## WRITTEN TASK
Records follow. Copy every line with "right".

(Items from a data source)
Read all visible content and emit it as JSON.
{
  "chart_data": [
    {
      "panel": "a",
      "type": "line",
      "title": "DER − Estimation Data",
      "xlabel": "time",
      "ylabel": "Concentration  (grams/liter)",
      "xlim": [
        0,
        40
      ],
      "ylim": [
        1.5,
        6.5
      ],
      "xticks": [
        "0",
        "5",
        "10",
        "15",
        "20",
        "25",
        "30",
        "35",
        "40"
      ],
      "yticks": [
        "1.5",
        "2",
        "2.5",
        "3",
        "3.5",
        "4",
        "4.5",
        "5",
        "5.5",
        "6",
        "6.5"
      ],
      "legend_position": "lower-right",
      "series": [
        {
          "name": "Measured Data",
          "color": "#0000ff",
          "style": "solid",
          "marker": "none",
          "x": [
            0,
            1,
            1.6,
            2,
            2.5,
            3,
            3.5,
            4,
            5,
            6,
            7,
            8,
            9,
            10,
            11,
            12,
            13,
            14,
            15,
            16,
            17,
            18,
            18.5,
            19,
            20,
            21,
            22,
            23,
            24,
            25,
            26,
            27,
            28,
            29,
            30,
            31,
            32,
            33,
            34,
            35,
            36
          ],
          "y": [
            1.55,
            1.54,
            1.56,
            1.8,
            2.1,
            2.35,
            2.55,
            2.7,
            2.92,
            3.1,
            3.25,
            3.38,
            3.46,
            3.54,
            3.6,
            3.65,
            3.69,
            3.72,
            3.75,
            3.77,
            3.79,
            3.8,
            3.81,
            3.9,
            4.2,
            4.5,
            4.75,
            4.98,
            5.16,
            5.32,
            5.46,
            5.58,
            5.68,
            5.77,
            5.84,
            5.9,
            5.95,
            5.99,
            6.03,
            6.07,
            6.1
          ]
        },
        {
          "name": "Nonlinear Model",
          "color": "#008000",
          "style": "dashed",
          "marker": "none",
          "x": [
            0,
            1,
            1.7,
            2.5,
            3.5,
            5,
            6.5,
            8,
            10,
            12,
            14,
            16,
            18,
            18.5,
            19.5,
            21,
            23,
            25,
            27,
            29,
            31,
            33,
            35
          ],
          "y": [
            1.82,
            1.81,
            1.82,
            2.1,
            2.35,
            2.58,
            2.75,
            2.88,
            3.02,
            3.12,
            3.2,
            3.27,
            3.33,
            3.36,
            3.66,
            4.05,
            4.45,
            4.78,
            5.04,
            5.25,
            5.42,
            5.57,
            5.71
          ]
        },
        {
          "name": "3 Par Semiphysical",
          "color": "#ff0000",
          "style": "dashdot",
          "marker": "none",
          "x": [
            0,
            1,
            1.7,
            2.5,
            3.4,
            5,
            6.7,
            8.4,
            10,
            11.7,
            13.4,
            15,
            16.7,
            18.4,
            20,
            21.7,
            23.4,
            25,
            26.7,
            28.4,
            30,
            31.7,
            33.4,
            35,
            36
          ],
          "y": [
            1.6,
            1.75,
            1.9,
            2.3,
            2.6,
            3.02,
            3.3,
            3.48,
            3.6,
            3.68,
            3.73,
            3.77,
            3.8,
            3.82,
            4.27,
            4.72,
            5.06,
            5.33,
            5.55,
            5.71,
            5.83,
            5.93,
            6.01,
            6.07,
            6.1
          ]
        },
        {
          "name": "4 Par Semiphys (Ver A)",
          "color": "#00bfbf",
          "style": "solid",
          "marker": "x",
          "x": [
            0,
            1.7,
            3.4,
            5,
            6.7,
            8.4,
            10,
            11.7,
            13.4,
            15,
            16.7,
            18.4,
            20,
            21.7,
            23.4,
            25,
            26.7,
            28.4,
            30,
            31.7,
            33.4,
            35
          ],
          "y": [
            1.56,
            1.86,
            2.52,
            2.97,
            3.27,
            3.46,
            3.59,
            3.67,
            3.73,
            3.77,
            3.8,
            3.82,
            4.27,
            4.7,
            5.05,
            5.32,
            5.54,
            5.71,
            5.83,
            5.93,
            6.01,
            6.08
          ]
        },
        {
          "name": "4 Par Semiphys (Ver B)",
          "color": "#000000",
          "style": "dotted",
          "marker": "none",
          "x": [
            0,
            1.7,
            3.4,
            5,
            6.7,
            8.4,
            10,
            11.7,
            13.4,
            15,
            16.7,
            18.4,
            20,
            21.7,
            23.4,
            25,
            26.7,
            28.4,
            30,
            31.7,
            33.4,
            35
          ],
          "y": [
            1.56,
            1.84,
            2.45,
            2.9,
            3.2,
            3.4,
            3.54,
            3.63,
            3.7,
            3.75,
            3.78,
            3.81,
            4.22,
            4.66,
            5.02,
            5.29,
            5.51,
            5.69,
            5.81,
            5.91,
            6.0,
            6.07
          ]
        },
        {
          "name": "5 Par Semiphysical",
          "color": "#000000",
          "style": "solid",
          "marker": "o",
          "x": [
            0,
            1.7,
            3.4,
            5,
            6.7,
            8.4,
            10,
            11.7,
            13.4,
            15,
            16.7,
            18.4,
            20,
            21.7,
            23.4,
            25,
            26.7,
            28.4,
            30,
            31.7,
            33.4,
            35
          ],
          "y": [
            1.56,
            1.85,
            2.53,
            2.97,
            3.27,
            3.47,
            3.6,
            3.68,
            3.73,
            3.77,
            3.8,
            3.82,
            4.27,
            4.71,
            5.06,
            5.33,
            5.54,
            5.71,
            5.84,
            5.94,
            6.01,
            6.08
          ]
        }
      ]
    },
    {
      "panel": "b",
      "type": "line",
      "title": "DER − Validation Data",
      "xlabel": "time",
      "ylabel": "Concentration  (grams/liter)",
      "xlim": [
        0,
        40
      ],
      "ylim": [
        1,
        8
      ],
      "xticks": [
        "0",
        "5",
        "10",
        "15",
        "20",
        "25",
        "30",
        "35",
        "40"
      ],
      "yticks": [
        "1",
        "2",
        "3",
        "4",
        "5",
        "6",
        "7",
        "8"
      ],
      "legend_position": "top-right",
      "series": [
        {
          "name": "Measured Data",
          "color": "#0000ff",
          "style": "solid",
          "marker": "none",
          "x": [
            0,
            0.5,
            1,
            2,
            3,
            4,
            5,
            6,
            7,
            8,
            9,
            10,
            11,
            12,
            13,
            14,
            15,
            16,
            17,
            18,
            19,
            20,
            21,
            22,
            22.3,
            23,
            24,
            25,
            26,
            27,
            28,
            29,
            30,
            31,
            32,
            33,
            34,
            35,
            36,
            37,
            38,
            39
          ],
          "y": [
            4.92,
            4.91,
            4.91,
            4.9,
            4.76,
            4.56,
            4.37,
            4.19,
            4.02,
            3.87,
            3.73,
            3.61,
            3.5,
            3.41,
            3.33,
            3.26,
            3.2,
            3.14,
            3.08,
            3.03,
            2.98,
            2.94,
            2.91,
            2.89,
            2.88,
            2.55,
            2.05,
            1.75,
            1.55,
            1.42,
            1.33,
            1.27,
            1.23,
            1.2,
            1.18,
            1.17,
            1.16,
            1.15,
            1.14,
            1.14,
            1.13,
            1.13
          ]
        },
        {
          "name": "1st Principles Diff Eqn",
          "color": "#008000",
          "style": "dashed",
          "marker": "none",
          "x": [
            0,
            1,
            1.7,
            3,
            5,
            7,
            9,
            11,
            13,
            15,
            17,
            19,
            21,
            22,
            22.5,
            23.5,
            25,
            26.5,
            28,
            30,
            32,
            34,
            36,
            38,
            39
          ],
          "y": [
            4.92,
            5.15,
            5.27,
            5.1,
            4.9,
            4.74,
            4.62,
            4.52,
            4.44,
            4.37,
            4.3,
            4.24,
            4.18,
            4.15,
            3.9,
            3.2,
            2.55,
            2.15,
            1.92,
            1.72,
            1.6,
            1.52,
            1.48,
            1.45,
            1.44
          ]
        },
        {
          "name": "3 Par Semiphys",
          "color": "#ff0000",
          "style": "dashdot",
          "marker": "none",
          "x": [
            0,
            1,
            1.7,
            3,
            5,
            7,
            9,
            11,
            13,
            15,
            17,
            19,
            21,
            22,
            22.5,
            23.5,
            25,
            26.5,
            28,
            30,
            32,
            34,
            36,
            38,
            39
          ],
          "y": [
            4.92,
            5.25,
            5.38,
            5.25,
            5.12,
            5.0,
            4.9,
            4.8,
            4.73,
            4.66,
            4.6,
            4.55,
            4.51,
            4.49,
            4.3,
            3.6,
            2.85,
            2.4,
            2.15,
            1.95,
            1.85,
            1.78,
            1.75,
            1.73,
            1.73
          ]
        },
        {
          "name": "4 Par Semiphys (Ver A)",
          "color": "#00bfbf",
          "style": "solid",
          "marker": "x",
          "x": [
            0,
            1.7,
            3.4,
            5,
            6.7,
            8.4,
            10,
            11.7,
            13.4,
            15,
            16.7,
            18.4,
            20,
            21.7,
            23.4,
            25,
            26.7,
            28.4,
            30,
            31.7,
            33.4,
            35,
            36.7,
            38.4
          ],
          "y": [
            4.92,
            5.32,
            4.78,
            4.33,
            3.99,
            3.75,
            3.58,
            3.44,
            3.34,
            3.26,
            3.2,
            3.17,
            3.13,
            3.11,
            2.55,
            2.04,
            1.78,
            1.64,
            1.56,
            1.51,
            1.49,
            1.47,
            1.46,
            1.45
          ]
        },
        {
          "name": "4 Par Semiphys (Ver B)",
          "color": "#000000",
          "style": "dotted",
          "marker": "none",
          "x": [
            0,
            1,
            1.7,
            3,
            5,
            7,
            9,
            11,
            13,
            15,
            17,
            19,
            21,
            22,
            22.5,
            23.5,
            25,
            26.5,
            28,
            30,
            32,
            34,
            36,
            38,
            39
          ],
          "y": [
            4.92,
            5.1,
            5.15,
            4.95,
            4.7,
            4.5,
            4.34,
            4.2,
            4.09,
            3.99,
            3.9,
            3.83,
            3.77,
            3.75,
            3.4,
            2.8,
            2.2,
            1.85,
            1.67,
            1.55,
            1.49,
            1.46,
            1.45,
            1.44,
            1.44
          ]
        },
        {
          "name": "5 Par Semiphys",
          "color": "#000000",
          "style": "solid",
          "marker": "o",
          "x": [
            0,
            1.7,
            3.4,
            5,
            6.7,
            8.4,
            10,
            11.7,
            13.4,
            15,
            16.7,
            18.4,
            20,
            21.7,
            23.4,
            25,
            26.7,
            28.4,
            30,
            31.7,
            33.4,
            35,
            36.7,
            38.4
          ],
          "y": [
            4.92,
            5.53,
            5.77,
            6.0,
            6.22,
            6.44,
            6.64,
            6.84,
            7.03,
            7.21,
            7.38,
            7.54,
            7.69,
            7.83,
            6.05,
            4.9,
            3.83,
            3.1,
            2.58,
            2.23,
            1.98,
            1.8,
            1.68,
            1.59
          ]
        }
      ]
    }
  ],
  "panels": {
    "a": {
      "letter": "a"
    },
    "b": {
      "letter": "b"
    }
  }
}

## THE RESPONSE
      "legend_position": "lower-right",
      "legend_position": "top-right",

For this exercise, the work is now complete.